◆ Work to do:
Could you repeat each of the rows below word for word, leaving out the pictures?

Spatial layout data:
****************
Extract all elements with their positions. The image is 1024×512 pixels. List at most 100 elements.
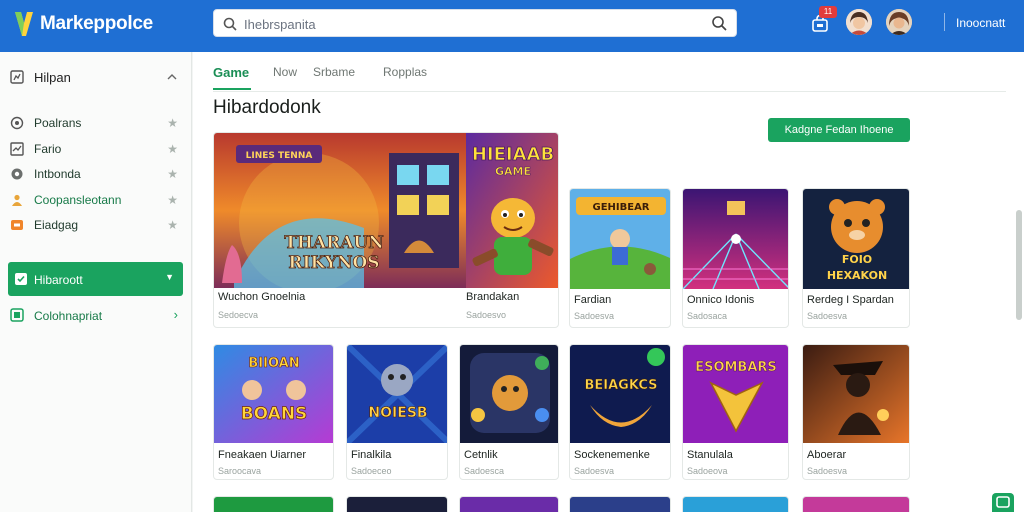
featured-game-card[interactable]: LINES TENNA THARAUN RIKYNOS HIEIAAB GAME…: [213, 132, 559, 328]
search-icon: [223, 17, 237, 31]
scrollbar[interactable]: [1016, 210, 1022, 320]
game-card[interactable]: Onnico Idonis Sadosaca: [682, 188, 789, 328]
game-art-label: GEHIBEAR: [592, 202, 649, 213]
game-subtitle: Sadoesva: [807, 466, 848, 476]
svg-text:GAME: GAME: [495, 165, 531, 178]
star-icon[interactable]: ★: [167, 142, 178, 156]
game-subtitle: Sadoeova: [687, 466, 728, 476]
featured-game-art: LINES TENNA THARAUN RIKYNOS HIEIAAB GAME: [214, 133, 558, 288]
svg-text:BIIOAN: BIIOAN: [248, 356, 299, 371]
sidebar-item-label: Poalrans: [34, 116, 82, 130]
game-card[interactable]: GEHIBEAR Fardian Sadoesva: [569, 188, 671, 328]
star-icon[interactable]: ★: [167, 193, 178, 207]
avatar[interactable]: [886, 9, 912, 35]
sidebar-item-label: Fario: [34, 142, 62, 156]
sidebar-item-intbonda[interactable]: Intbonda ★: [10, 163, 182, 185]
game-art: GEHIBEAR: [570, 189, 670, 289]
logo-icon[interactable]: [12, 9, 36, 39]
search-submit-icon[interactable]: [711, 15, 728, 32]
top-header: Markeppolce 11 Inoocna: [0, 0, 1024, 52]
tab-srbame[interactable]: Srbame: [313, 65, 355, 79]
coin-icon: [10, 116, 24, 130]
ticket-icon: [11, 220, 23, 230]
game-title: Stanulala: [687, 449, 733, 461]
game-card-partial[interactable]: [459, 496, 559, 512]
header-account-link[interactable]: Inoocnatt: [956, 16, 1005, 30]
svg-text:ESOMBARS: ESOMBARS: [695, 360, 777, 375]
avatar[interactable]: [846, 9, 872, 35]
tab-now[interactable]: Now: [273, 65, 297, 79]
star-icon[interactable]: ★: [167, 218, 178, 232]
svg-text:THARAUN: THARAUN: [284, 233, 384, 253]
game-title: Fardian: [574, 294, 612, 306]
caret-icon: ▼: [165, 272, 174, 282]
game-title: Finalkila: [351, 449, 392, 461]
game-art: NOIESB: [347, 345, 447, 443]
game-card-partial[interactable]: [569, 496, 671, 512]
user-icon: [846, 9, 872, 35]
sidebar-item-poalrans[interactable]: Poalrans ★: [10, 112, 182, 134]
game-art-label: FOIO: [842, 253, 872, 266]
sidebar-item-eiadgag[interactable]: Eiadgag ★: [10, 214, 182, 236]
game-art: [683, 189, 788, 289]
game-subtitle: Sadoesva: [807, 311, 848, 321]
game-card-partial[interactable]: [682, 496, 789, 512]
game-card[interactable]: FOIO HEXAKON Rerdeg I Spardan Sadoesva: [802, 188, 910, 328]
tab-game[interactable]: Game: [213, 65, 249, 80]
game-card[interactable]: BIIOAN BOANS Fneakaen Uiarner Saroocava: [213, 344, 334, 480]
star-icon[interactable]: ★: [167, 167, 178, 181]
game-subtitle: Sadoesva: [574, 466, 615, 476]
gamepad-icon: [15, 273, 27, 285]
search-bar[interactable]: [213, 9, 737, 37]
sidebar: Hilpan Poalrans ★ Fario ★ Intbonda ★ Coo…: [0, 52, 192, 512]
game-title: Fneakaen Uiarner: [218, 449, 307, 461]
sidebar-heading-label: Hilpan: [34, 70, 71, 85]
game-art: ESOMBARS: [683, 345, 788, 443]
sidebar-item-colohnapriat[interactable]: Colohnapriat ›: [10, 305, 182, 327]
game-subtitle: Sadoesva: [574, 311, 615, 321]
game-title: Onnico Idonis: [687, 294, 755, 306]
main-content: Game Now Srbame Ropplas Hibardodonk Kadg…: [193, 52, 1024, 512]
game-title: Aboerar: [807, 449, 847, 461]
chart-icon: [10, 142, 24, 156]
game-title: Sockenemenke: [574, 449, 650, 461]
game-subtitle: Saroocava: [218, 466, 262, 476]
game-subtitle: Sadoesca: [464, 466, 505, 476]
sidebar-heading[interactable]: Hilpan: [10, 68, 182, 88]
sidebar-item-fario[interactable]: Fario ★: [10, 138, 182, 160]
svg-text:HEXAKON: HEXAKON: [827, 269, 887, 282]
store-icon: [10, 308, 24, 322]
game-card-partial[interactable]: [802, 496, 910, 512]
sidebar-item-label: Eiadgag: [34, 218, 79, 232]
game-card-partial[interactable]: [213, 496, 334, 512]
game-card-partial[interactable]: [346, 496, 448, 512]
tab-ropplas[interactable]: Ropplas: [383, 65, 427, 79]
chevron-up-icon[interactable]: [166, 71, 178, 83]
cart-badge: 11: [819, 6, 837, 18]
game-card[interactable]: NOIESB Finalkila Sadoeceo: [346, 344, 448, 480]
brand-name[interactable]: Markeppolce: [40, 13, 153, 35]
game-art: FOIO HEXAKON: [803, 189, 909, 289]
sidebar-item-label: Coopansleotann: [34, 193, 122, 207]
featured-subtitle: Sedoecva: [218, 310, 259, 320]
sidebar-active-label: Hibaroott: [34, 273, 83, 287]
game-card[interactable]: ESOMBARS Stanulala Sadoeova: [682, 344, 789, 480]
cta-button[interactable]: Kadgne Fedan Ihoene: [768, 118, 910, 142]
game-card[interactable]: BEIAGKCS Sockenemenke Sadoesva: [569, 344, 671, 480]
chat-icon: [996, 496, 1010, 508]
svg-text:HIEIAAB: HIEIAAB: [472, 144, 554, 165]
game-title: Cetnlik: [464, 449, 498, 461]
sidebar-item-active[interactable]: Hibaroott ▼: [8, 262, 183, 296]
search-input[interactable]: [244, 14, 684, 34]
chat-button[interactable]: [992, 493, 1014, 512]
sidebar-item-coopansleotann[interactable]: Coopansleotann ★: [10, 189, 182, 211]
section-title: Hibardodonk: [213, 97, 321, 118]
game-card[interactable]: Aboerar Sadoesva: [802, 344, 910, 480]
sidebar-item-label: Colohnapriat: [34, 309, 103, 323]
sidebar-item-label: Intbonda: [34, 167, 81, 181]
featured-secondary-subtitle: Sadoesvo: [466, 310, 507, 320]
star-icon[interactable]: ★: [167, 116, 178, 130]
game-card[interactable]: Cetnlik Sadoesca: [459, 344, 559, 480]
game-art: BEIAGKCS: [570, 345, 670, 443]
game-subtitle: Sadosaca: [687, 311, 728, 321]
****************
◆ Result for this exercise:
Extract all elements with their positions. The image is 1024×512 pixels. List at most 100 elements.
featured-game-card[interactable]: LINES TENNA THARAUN RIKYNOS HIEIAAB GAME…: [213, 132, 559, 328]
search-icon: [223, 17, 237, 31]
scrollbar[interactable]: [1016, 210, 1022, 320]
game-card[interactable]: Onnico Idonis Sadosaca: [682, 188, 789, 328]
game-art-label: GEHIBEAR: [592, 202, 649, 213]
game-subtitle: Sadoesva: [807, 466, 848, 476]
svg-text:GAME: GAME: [495, 165, 531, 178]
star-icon[interactable]: ★: [167, 142, 178, 156]
game-subtitle: Sadoeova: [687, 466, 728, 476]
featured-game-art: LINES TENNA THARAUN RIKYNOS HIEIAAB GAME: [214, 133, 558, 288]
svg-text:BIIOAN: BIIOAN: [248, 356, 299, 371]
sidebar-item-label: Poalrans: [34, 116, 82, 130]
game-card[interactable]: GEHIBEAR Fardian Sadoesva: [569, 188, 671, 328]
star-icon[interactable]: ★: [167, 193, 178, 207]
avatar[interactable]: [886, 9, 912, 35]
sidebar-item-label: Fario: [34, 142, 62, 156]
sidebar-item-intbonda[interactable]: Intbonda ★: [10, 163, 182, 185]
game-art: GEHIBEAR: [570, 189, 670, 289]
logo-icon[interactable]: [12, 9, 36, 39]
search-submit-icon[interactable]: [711, 15, 728, 32]
top-header: Markeppolce 11 Inoocna: [0, 0, 1024, 52]
tab-srbame[interactable]: Srbame: [313, 65, 355, 79]
coin-icon: [10, 116, 24, 130]
ticket-icon: [11, 220, 23, 230]
game-title: Stanulala: [687, 449, 733, 461]
game-card-partial[interactable]: [459, 496, 559, 512]
header-account-link[interactable]: Inoocnatt: [956, 16, 1005, 30]
svg-text:ESOMBARS: ESOMBARS: [695, 360, 777, 375]
avatar[interactable]: [846, 9, 872, 35]
tab-now[interactable]: Now: [273, 65, 297, 79]
star-icon[interactable]: ★: [167, 218, 178, 232]
svg-text:THARAUN: THARAUN: [284, 233, 384, 253]
game-title: Fardian: [574, 294, 612, 306]
caret-icon: ▼: [165, 272, 174, 282]
game-title: Finalkila: [351, 449, 392, 461]
game-art: NOIESB: [347, 345, 447, 443]
game-card-partial[interactable]: [569, 496, 671, 512]
user-icon: [846, 9, 872, 35]
sidebar-item-poalrans[interactable]: Poalrans ★: [10, 112, 182, 134]
game-art-label: FOIO: [842, 253, 872, 266]
sidebar-item-eiadgag[interactable]: Eiadgag ★: [10, 214, 182, 236]
game-art: [683, 189, 788, 289]
game-subtitle: Sadoesva: [807, 311, 848, 321]
game-card-partial[interactable]: [682, 496, 789, 512]
game-card[interactable]: FOIO HEXAKON Rerdeg I Spardan Sadoesva: [802, 188, 910, 328]
tab-game[interactable]: Game: [213, 65, 249, 80]
game-card[interactable]: BIIOAN BOANS Fneakaen Uiarner Saroocava: [213, 344, 334, 480]
star-icon[interactable]: ★: [167, 167, 178, 181]
game-subtitle: Sadoesva: [574, 466, 615, 476]
gamepad-icon: [15, 273, 27, 285]
search-bar[interactable]: [213, 9, 737, 37]
sidebar: Hilpan Poalrans ★ Fario ★ Intbonda ★ Coo…: [0, 52, 192, 512]
game-title: Fneakaen Uiarner: [218, 449, 307, 461]
sidebar-heading-label: Hilpan: [34, 70, 71, 85]
game-art: ESOMBARS: [683, 345, 788, 443]
sidebar-item-colohnapriat[interactable]: Colohnapriat ›: [10, 305, 182, 327]
game-subtitle: Sadoesva: [574, 311, 615, 321]
game-title: Onnico Idonis: [687, 294, 755, 306]
main-content: Game Now Srbame Ropplas Hibardodonk Kadg…: [193, 52, 1024, 512]
game-title: Aboerar: [807, 449, 847, 461]
chart-icon: [10, 142, 24, 156]
game-title: Sockenemenke: [574, 449, 650, 461]
game-subtitle: Saroocava: [218, 466, 262, 476]
game-subtitle: Sadoesca: [464, 466, 505, 476]
sidebar-heading[interactable]: Hilpan: [10, 68, 182, 88]
sidebar-item-fario[interactable]: Fario ★: [10, 138, 182, 160]
svg-text:HEXAKON: HEXAKON: [827, 269, 887, 282]
store-icon: [10, 308, 24, 322]
game-card-partial[interactable]: [802, 496, 910, 512]
sidebar-item-label: Eiadgag: [34, 218, 79, 232]
game-card-partial[interactable]: [213, 496, 334, 512]
game-card-partial[interactable]: [346, 496, 448, 512]
tab-ropplas[interactable]: Ropplas: [383, 65, 427, 79]
chevron-up-icon[interactable]: [166, 71, 178, 83]
cart-badge: 11: [819, 6, 837, 18]
game-card[interactable]: NOIESB Finalkila Sadoeceo: [346, 344, 448, 480]
brand-name[interactable]: Markeppolce: [40, 13, 153, 35]
game-art: FOIO HEXAKON: [803, 189, 909, 289]
sidebar-item-label: Coopansleotann: [34, 193, 122, 207]
featured-subtitle: Sedoecva: [218, 310, 259, 320]
sidebar-active-label: Hibaroott: [34, 273, 83, 287]
game-card[interactable]: ESOMBARS Stanulala Sadoeova: [682, 344, 789, 480]
cta-button[interactable]: Kadgne Fedan Ihoene: [768, 118, 910, 142]
game-card[interactable]: BEIAGKCS Sockenemenke Sadoesva: [569, 344, 671, 480]
chat-icon: [996, 496, 1010, 508]
svg-text:HIEIAAB: HIEIAAB: [472, 144, 554, 165]
game-title: Cetnlik: [464, 449, 498, 461]
sidebar-item-active[interactable]: Hibaroott ▼: [8, 262, 183, 296]
search-input[interactable]: [244, 14, 684, 34]
chat-button[interactable]: [992, 493, 1014, 512]
sidebar-item-coopansleotann[interactable]: Coopansleotann ★: [10, 189, 182, 211]
section-title: Hibardodonk: [213, 97, 321, 118]
game-card[interactable]: Aboerar Sadoesva: [802, 344, 910, 480]
sidebar-item-label: Colohnapriat: [34, 309, 103, 323]
sidebar-item-label: Intbonda: [34, 167, 81, 181]
featured-secondary-subtitle: Sadoesvo: [466, 310, 507, 320]
star-icon[interactable]: ★: [167, 116, 178, 130]
game-card[interactable]: Cetnlik Sadoesca: [459, 344, 559, 480]
game-art: BEIAGKCS: [570, 345, 670, 443]
game-subtitle: Sadosaca: [687, 311, 728, 321]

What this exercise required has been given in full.